_GIVEN REQUEST:_ Give the data again exactly as written, skipping any pictures.

== STORED RECORDS

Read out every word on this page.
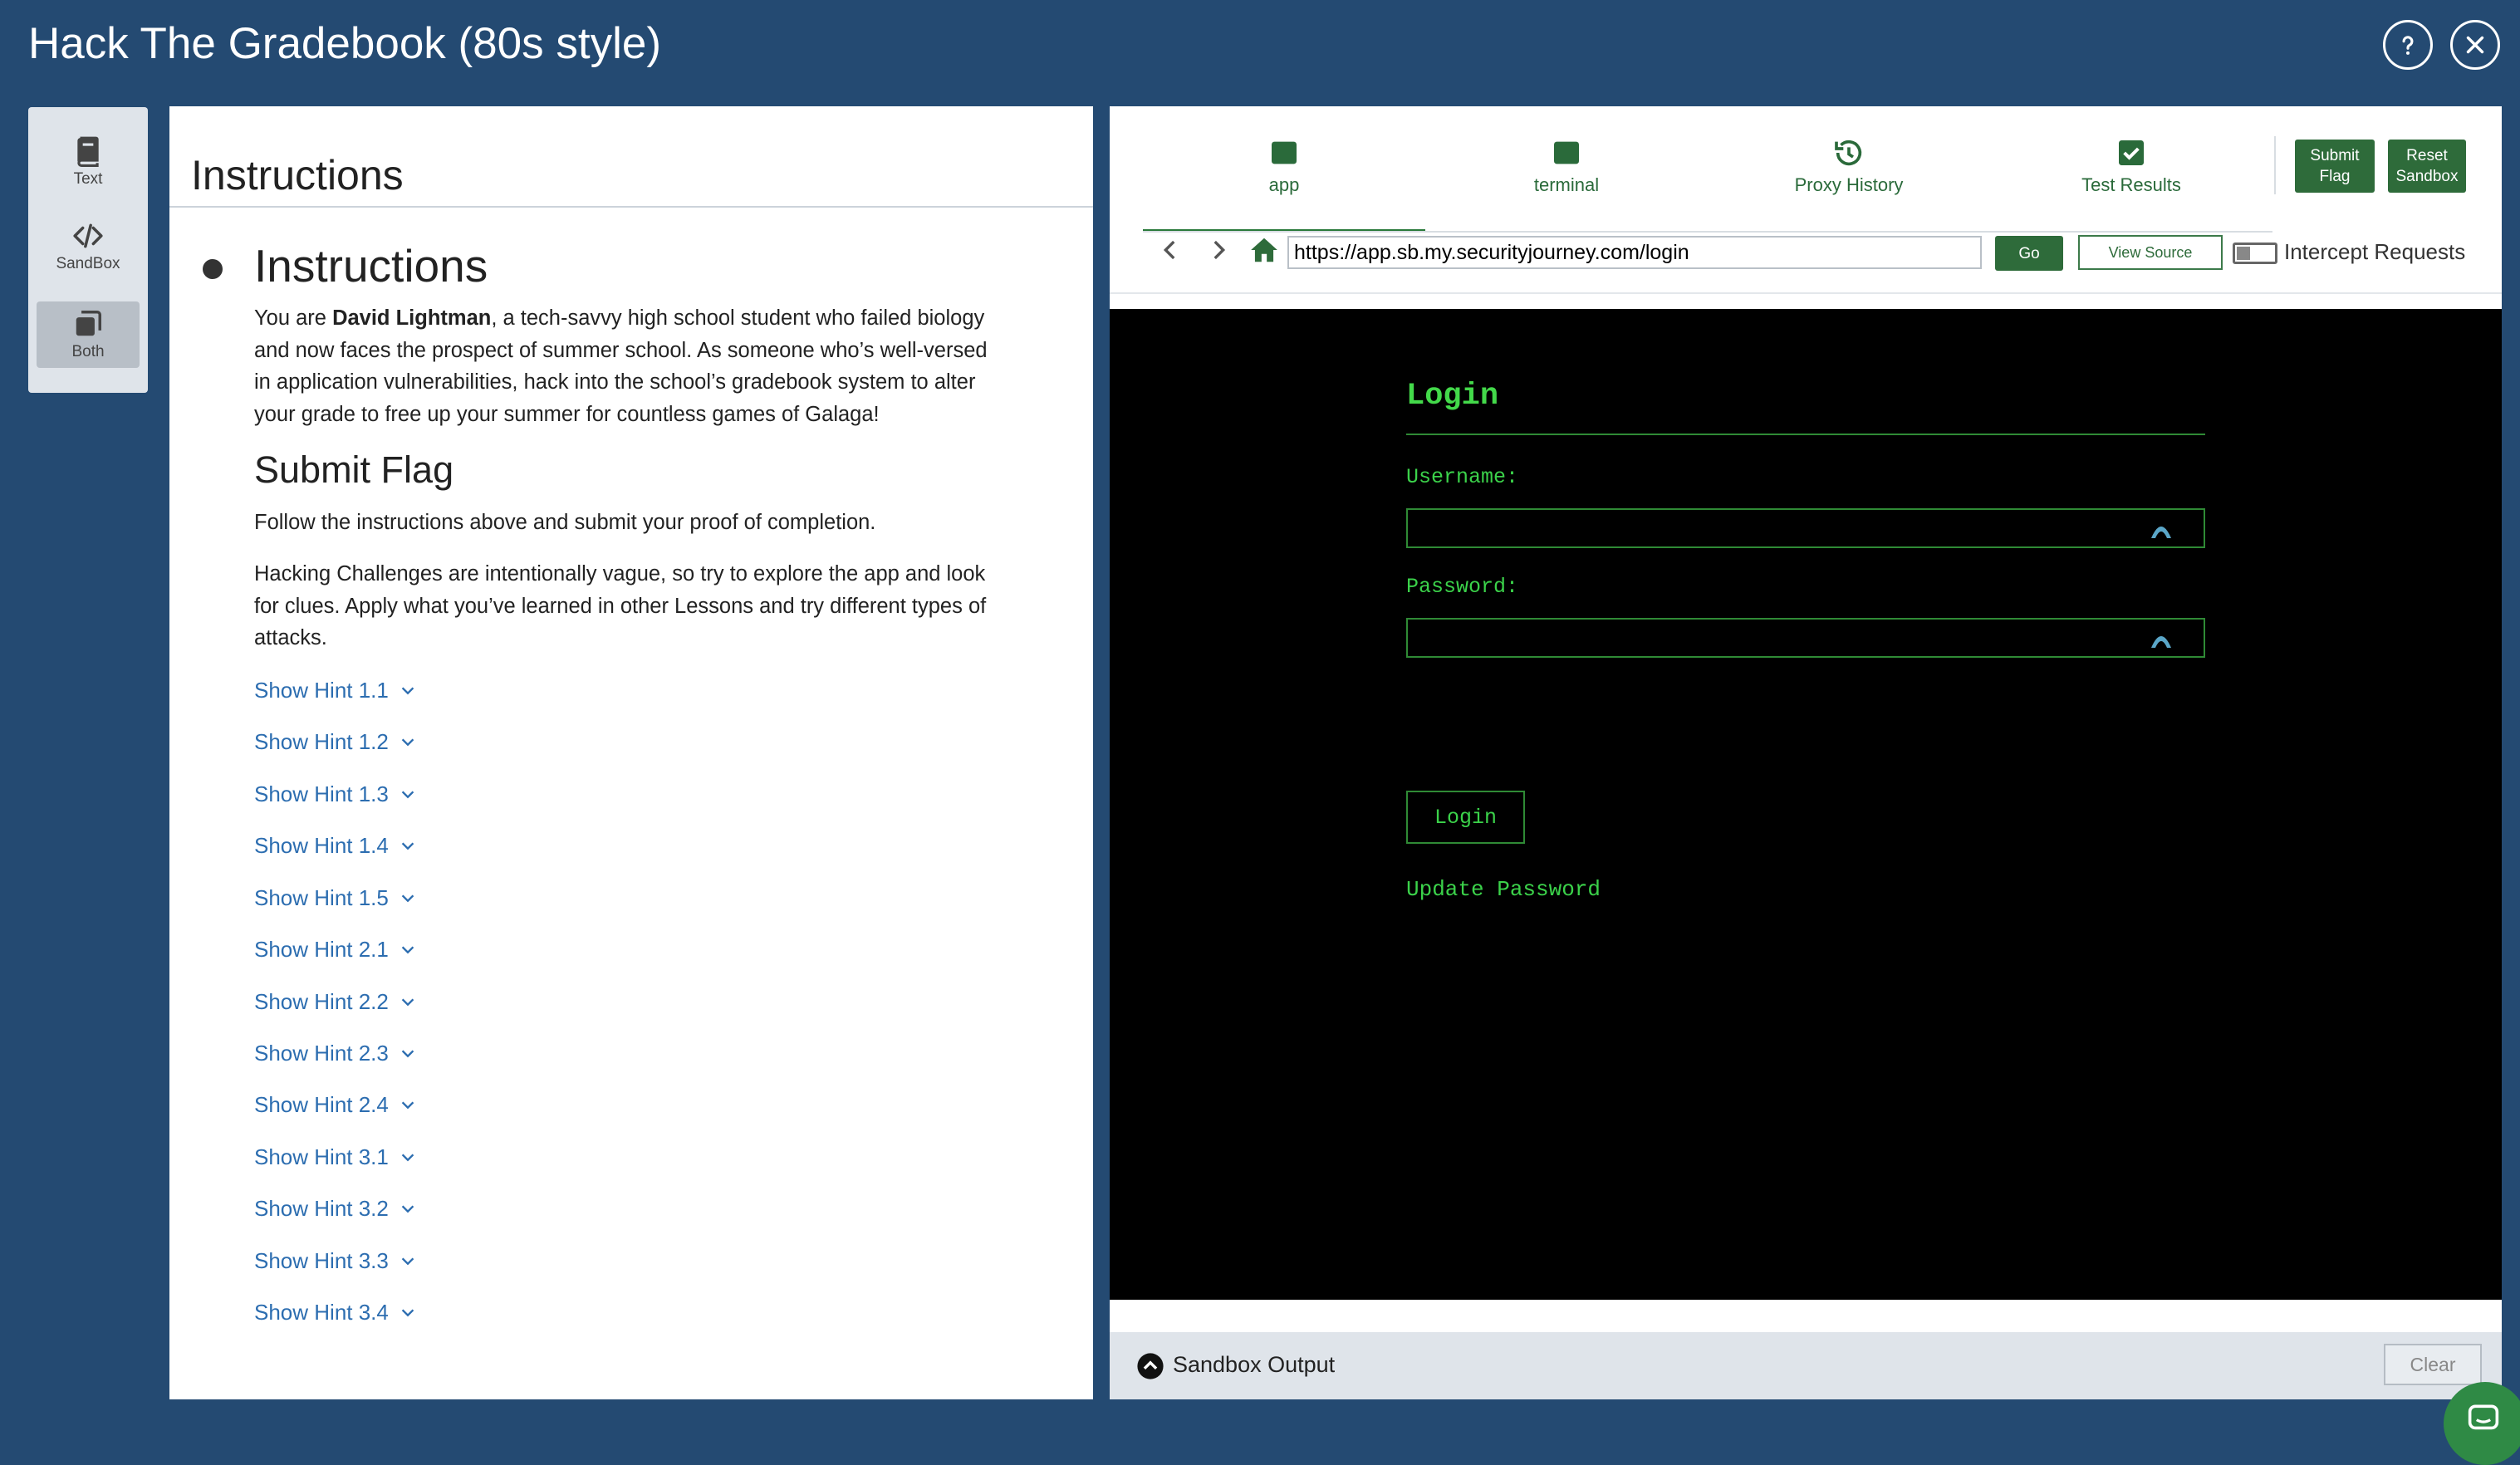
Hack The Gradebook (80s style)
Text
SandBox
Both
Instructions
Instructions
You are David Lightman, a tech-savvy high school student who failed biology and now faces the prospect of summer school. As someone who’s well-versed in application vulnerabilities, hack into the school’s gradebook system to alter your grade to free up your summer for countless games of Galaga!
Submit Flag
Follow the instructions above and submit your proof of completion.
Hacking Challenges are intentionally vague, so try to explore the app and look for clues. Apply what you’ve learned in other Lessons and try different types of attacks.
Show Hint 1.1
Show Hint 1.2
Show Hint 1.3
Show Hint 1.4
Show Hint 1.5
Show Hint 2.1
Show Hint 2.2
Show Hint 2.3
Show Hint 2.4
Show Hint 3.1
Show Hint 3.2
Show Hint 3.3
Show Hint 3.4
app	terminal	Proxy History	Test Results
Submit
Flag
Reset
Sandbox
https://app.sb.my.securityjourney.com/login
Go	View Source	Intercept Requests
Login
Username:
Password:
Login
Update Password
Sandbox Output	Clear
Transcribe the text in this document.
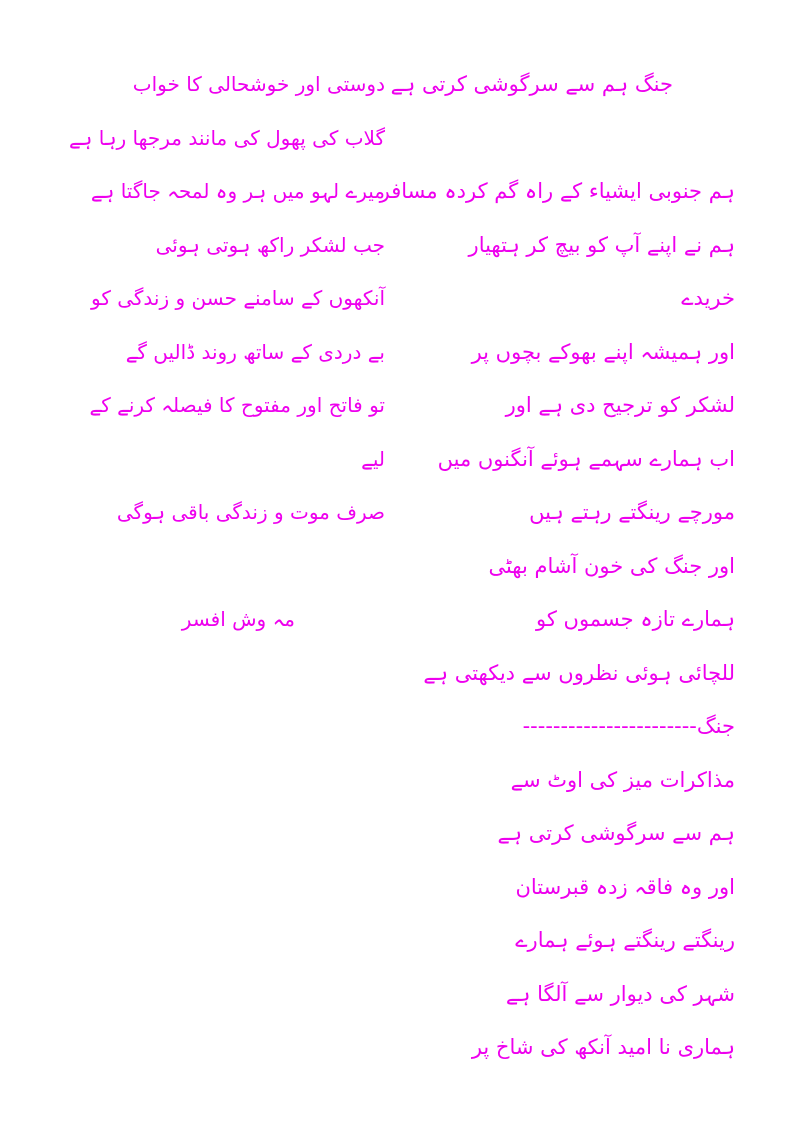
جنگ ہم سے سرگوشی کرتی ہے
ہم جنوبی ایشیاء کے راہ گم کردہ مسافر
ہم نے اپنے آپ کو بیچ کر ہتھیار
خریدے
اور ہمیشہ اپنے بھوکے بچوں پر
لشکر کو ترجیح دی ہے اور
اب ہمارے سہمے ہوئے آنگنوں میں
مورچے رینگتے رہتے ہیں
اور جنگ کی خون آشام بھٹی
ہمارے تازہ جسموں کو
للچائی ہوئی نظروں سے دیکھتی ہے
جنگ-----------------------
مذاکرات میز کی اوٹ سے
ہم سے سرگوشی کرتی ہے
اور وہ فاقہ زدہ قبرستان
رینگتے رینگتے ہوئے ہمارے
شہر کی دیوار سے آلگا ہے
ہماری نا امید آنکھ کی شاخ پر
دوستی اور خوشحالی کا خواب
گلاب کی پھول کی مانند مرجھا رہا ہے
میرے لہو میں ہر وہ لمحہ جاگتا ہے
جب لشکر راکھ ہوتی ہوئی
آنکھوں کے سامنے حسن و زندگی کو
بے دردی کے ساتھ روند ڈالیں گے
تو فاتح اور مفتوح کا فیصلہ کرنے کے
لیے
صرف موت و زندگی باقی ہوگی
مہ وش افسر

====

_WRITTEN REPLY:_
Read out every word on this page.
Hack The Gradebook (80s style)
Text
SandBox
Both
Instructions
Instructions
You are David Lightman, a tech-savvy high school student who failed biology and now faces the prospect of summer school. As someone who’s well-versed in application vulnerabilities, hack into the school’s gradebook system to alter your grade to free up your summer for countless games of Galaga!
Submit Flag
Follow the instructions above and submit your proof of completion.
Hacking Challenges are intentionally vague, so try to explore the app and look for clues. Apply what you’ve learned in other Lessons and try different types of attacks.
Show Hint 1.1
Show Hint 1.2
Show Hint 1.3
Show Hint 1.4
Show Hint 1.5
Show Hint 2.1
Show Hint 2.2
Show Hint 2.3
Show Hint 2.4
Show Hint 3.1
Show Hint 3.2
Show Hint 3.3
Show Hint 3.4
app	terminal	Proxy History	Test Results
Submit
Flag
Reset
Sandbox
https://app.sb.my.securityjourney.com/login
Go	View Source	Intercept Requests
Login
Username:
Password:
Login
Update Password
Sandbox Output	Clear
Transcribe the text in this document.
جنگ ہم سے سرگوشی کرتی ہے
ہم جنوبی ایشیاء کے راہ گم کردہ مسافر
ہم نے اپنے آپ کو بیچ کر ہتھیار
خریدے
اور ہمیشہ اپنے بھوکے بچوں پر
لشکر کو ترجیح دی ہے اور
اب ہمارے سہمے ہوئے آنگنوں میں
مورچے رینگتے رہتے ہیں
اور جنگ کی خون آشام بھٹی
ہمارے تازہ جسموں کو
للچائی ہوئی نظروں سے دیکھتی ہے
جنگ-----------------------
مذاکرات میز کی اوٹ سے
ہم سے سرگوشی کرتی ہے
اور وہ فاقہ زدہ قبرستان
رینگتے رینگتے ہوئے ہمارے
شہر کی دیوار سے آلگا ہے
ہماری نا امید آنکھ کی شاخ پر
دوستی اور خوشحالی کا خواب
گلاب کی پھول کی مانند مرجھا رہا ہے
میرے لہو میں ہر وہ لمحہ جاگتا ہے
جب لشکر راکھ ہوتی ہوئی
آنکھوں کے سامنے حسن و زندگی کو
بے دردی کے ساتھ روند ڈالیں گے
تو فاتح اور مفتوح کا فیصلہ کرنے کے
لیے
صرف موت و زندگی باقی ہوگی
مہ وش افسر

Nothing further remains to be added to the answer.